**Exercise set**
1. Based on the Cylleneus description, explain why semantic search is available for any annotated or plain-text corpus.
2. According to the Cylleneus description, in which languages can a user state word meanings for a semantic search?
3. Reproduce the part of the Cylleneus description between "- Advanced search" and "support in development.", inclusive.

**Passage to read**
· · · · ·

Next-generation search engine for electronic corpora of ancient languages
- Free software: Apache Software License 2.0
- Documentation: https://cylleneus.readthedocs.io.
Cylleneus is a next-generation search engine for electronic corpora of Greek and Latin, which enables texts to be searched on the basis of their semantic and morpho-syntactic properties. This means that, for the first time, texts can be searched by the meanings of words as well as by the kinds of grammatical constructions they occur in. Semantic search takes advantage of the Ancient Greek WordNet, Latin WordNet and Sanskrit WordNet and is fully implemented, and thus is available for any annotated or plain-text corpus. However, semantic queries may still be imprecise due to the on-going nature of these two projects. Syntactic search functionality is still under development and is available for only certain structured corpora. Morphological searching and query filtering will work with any Latin corpus, and any Greek corpus with sufficient morhological annotation.
- Advanced search capabilities for Greek, Latin, Sanskrit (and soon ancient Egyptian)
- Semantic search: find words based on their meanings in English, Italian, Spanish, or French
- Syntactic search: finds words based on the kinds of grammatical constructions they appear in
- Morphological search: find words, or filter the results of other queries, based on morphological properties
- Fast: once a corpus is indexed, most query types produce results nearly instantaneously
- Sophisticated: query types can be combined into complex search patterns
- Extensible: indexing pipelines can be created for any corpus type
- Currently supports: Atlas, AGLDT, LASLA, Perseus (XML or JSON format), CAMENA, PROIEL and any plaintext source (e.g. Digital Latin Library); Digital Corpus of Sanskrit; Ramses. Diorisis support in development.

· · · · ·

**Data block**
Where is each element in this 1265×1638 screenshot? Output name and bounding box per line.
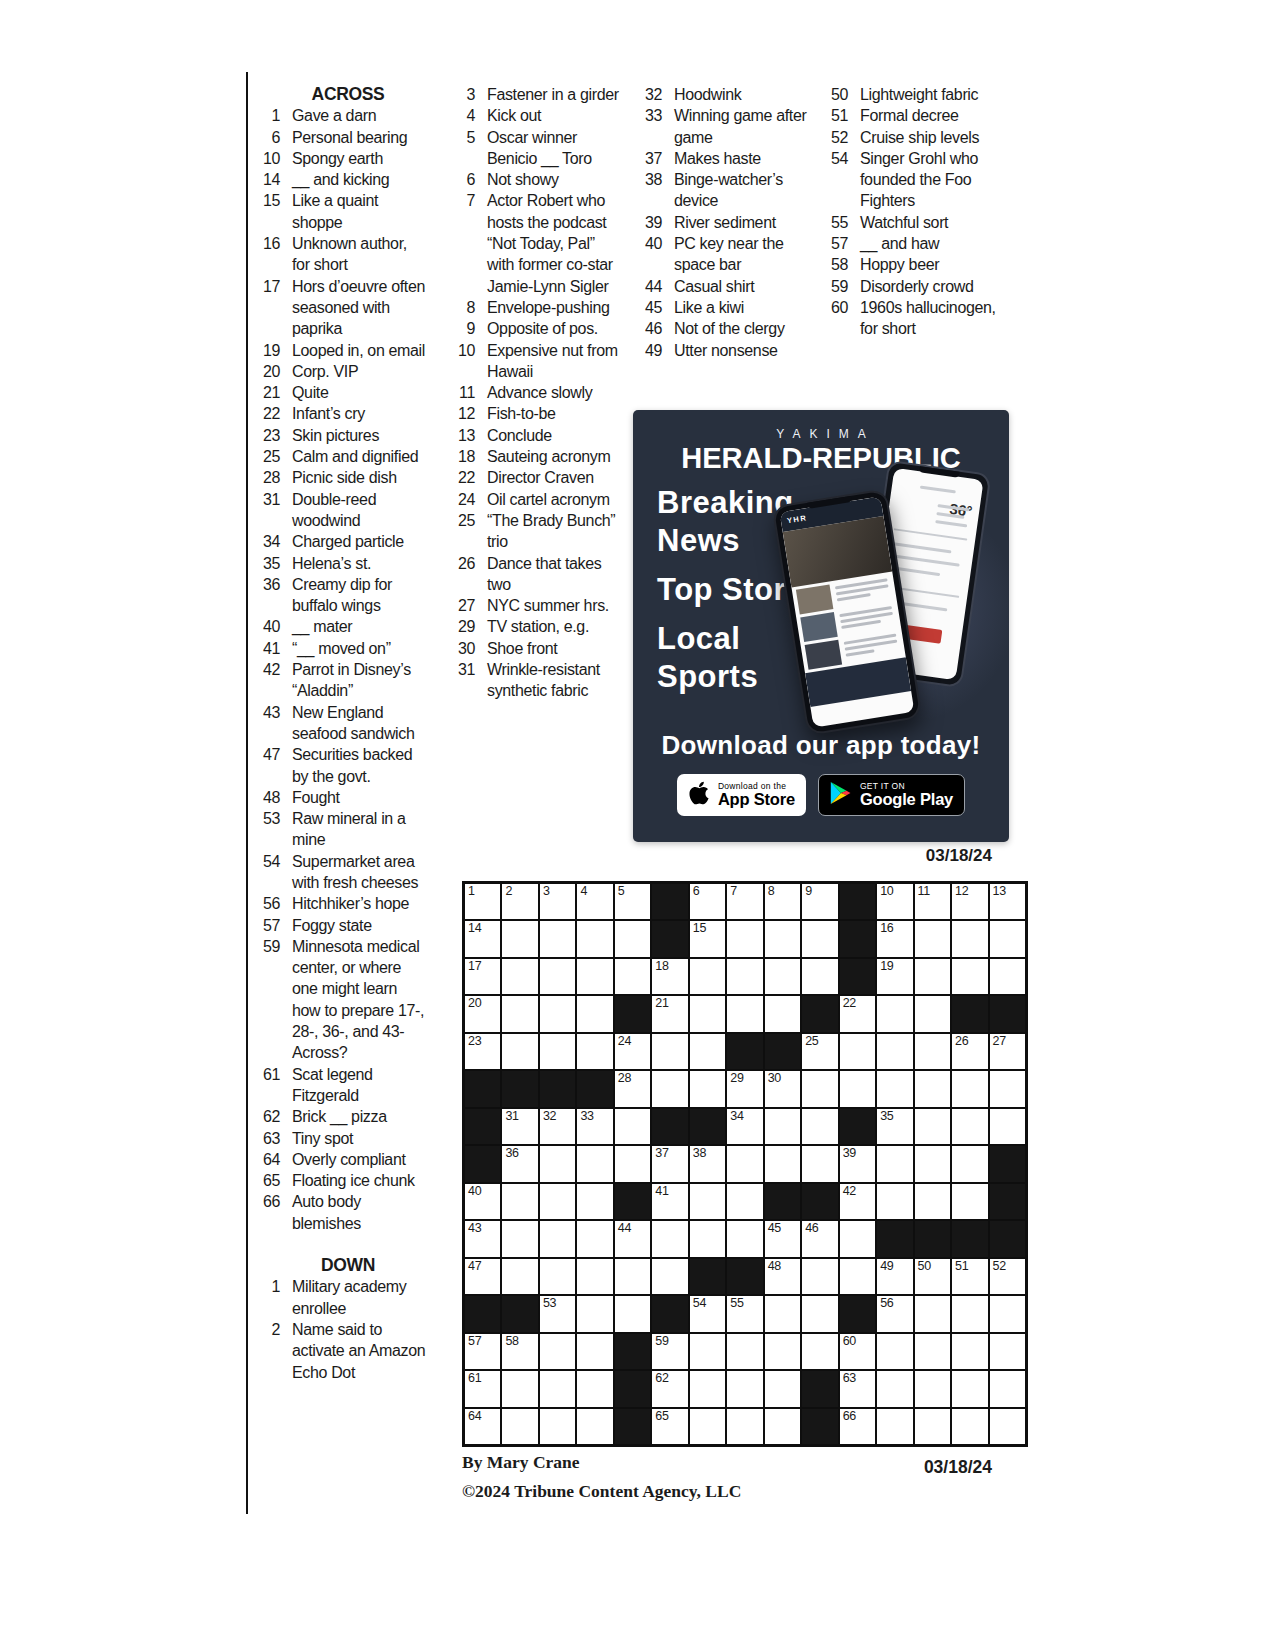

· · · · ·

**Outputs by task**
1. Semantic search draws on the Ancient Greek WordNet, Latin WordNet and Sanskrit WordNet, and it is fully implemented. For that reason it can be used with any annotated or plain-text corpus.

2. English, Italian, Spanish, or French.

3.
- Advanced search capabilities for Greek, Latin, Sanskrit (and soon ancient Egyptian)
- Semantic search: find words based on their meanings in English, Italian, Spanish, or French
- Syntactic search: finds words based on the kinds of grammatical constructions they appear in
- Morphological search: find words, or filter the results of other queries, based on morphological properties
- Fast: once a corpus is indexed, most query types produce results nearly instantaneously
- Sophisticated: query types can be combined into complex search patterns
- Extensible: indexing pipelines can be created for any corpus type
- Currently supports: Atlas, AGLDT, LASLA, Perseus (XML or JSON format), CAMENA, PROIEL and any plaintext source (e.g. Digital Latin Library); Digital Corpus of Sanskrit; Ramses. Diorisis support in development.